Repeat the whole listing exactly.

--------

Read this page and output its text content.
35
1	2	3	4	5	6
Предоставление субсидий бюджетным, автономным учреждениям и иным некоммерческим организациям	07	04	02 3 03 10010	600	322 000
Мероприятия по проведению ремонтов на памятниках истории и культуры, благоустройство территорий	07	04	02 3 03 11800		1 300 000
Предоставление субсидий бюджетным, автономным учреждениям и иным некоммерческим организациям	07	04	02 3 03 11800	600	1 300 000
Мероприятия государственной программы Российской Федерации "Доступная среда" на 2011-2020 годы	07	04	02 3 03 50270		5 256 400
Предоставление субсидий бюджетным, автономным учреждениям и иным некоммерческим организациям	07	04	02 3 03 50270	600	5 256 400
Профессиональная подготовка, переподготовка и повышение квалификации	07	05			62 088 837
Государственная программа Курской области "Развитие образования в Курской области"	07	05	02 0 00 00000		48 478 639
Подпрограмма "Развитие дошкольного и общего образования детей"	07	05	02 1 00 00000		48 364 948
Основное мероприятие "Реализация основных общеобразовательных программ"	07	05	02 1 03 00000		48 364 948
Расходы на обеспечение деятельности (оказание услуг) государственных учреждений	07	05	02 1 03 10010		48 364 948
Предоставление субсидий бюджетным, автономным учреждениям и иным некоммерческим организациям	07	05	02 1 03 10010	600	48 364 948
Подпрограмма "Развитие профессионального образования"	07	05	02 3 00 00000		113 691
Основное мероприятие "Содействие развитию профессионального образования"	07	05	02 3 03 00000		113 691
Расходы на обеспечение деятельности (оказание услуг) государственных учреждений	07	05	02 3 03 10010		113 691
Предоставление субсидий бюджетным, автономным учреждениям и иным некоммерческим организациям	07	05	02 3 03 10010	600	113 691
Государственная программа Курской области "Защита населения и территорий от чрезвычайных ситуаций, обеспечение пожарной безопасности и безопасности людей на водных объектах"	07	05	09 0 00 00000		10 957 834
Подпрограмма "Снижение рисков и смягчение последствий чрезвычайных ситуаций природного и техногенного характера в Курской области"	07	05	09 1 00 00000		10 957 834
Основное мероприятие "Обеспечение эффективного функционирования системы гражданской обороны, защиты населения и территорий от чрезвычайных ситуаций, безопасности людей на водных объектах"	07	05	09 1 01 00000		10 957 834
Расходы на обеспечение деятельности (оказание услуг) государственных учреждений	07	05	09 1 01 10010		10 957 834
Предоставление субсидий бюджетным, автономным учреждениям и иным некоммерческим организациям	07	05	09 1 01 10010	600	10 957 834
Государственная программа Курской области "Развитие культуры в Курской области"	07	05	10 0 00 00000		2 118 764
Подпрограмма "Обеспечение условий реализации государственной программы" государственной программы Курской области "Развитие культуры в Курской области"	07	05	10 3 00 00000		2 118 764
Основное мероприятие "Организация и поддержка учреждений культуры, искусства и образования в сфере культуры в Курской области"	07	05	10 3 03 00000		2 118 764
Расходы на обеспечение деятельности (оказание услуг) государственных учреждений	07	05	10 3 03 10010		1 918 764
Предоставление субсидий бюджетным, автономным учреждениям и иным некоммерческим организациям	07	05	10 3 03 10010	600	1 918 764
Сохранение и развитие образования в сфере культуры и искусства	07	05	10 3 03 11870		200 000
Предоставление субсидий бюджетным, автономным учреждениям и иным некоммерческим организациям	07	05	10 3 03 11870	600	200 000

--------

*SOLVED PROBLEM*:
Read this page and output its text content.
35
1	2	3	4	5	6
Предоставление субсидий бюджетным, автономным учреждениям и иным некоммерческим организациям	07	04	02 3 03 10010	600	322 000
Мероприятия по проведению ремонтов на памятниках истории и культуры, благоустройство территорий	07	04	02 3 03 11800		1 300 000
Предоставление субсидий бюджетным, автономным учреждениям и иным некоммерческим организациям	07	04	02 3 03 11800	600	1 300 000
Мероприятия государственной программы Российской Федерации "Доступная среда" на 2011-2020 годы	07	04	02 3 03 50270		5 256 400
Предоставление субсидий бюджетным, автономным учреждениям и иным некоммерческим организациям	07	04	02 3 03 50270	600	5 256 400
Профессиональная подготовка, переподготовка и повышение квалификации	07	05			62 088 837
Государственная программа Курской области "Развитие образования в Курской области"	07	05	02 0 00 00000		48 478 639
Подпрограмма "Развитие дошкольного и общего образования детей"	07	05	02 1 00 00000		48 364 948
Основное мероприятие "Реализация основных общеобразовательных программ"	07	05	02 1 03 00000		48 364 948
Расходы на обеспечение деятельности (оказание услуг) государственных учреждений	07	05	02 1 03 10010		48 364 948
Предоставление субсидий бюджетным, автономным учреждениям и иным некоммерческим организациям	07	05	02 1 03 10010	600	48 364 948
Подпрограмма "Развитие профессионального образования"	07	05	02 3 00 00000		113 691
Основное мероприятие "Содействие развитию профессионального образования"	07	05	02 3 03 00000		113 691
Расходы на обеспечение деятельности (оказание услуг) государственных учреждений	07	05	02 3 03 10010		113 691
Предоставление субсидий бюджетным, автономным учреждениям и иным некоммерческим организациям	07	05	02 3 03 10010	600	113 691
Государственная программа Курской области "Защита населения и территорий от чрезвычайных ситуаций, обеспечение пожарной безопасности и безопасности людей на водных объектах"	07	05	09 0 00 00000		10 957 834
Подпрограмма "Снижение рисков и смягчение последствий чрезвычайных ситуаций природного и техногенного характера в Курской области"	07	05	09 1 00 00000		10 957 834
Основное мероприятие "Обеспечение эффективного функционирования системы гражданской обороны, защиты населения и территорий от чрезвычайных ситуаций, безопасности людей на водных объектах"	07	05	09 1 01 00000		10 957 834
Расходы на обеспечение деятельности (оказание услуг) государственных учреждений	07	05	09 1 01 10010		10 957 834
Предоставление субсидий бюджетным, автономным учреждениям и иным некоммерческим организациям	07	05	09 1 01 10010	600	10 957 834
Государственная программа Курской области "Развитие культуры в Курской области"	07	05	10 0 00 00000		2 118 764
Подпрограмма "Обеспечение условий реализации государственной программы" государственной программы Курской области "Развитие культуры в Курской области"	07	05	10 3 00 00000		2 118 764
Основное мероприятие "Организация и поддержка учреждений культуры, искусства и образования в сфере культуры в Курской области"	07	05	10 3 03 00000		2 118 764
Расходы на обеспечение деятельности (оказание услуг) государственных учреждений	07	05	10 3 03 10010		1 918 764
Предоставление субсидий бюджетным, автономным учреждениям и иным некоммерческим организациям	07	05	10 3 03 10010	600	1 918 764
Сохранение и развитие образования в сфере культуры и искусства	07	05	10 3 03 11870		200 000
Предоставление субсидий бюджетным, автономным учреждениям и иным некоммерческим организациям	07	05	10 3 03 11870	600	200 000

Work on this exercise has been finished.